[Text excerpt start]

Japanese architects EASTERN Design Office tend to design houses with unconventional windows. Here’s their latest one in Kyoto.

The L-shaped glazing that punctures the facade of the residence creates an illuminated frame around the entrance.

Sumi ink stains the rendered exterior of the house, creating a dark outline around the front elevation.

This ink colours the entire exposed side wall, which features a series of square windows at staggered heights.

Aspects of the building are highlighted in red and pink, including the front door and a thin exterior canopy.

A ledge below the first floor ceiling inside makes a perfect route for the client’s cats.

Other houses on Dezeen by EASTERN Design Office feature windows that are circular, slit-shaped and jagged – see all the projects here.

We’ve also featured another house that includes dedicated routes for the family cats – see it here.

Photography is by Koichi Torimura.
Here’s a description of the house from the architects:
Keyhole House

EASTERN design office
The facade of this house has the shape of a keyhole.

[Text excerpt end]

### Given problem
Quote the full text on the Kyoto house by EASTERN Design Office word for word. The material that follows is not required for anything asked here.

[Information supplied start]

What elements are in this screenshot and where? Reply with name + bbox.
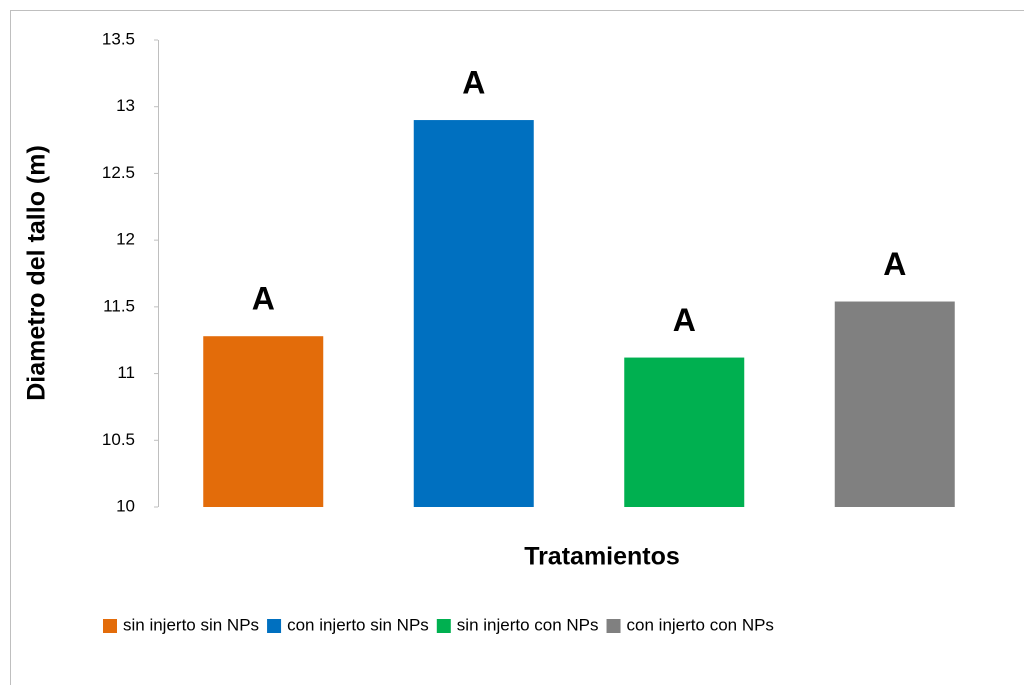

[Information supplied end]

### Finished answer
Japanese architects EASTERN Design Office tend to design houses with unconventional windows. Here’s their latest one in Kyoto.

The L-shaped glazing that punctures the facade of the residence creates an illuminated frame around the entrance.

Sumi ink stains the rendered exterior of the house, creating a dark outline around the front elevation.

This ink colours the entire exposed side wall, which features a series of square windows at staggered heights.

Aspects of the building are highlighted in red and pink, including the front door and a thin exterior canopy.

A ledge below the first floor ceiling inside makes a perfect route for the client’s cats.

Other houses on Dezeen by EASTERN Design Office feature windows that are circular, slit-shaped and jagged – see all the projects here.

We’ve also featured another house that includes dedicated routes for the family cats – see it here.

Photography is by Koichi Torimura.
Here’s a description of the house from the architects:
Keyhole House

EASTERN design office
The facade of this house has the shape of a keyhole.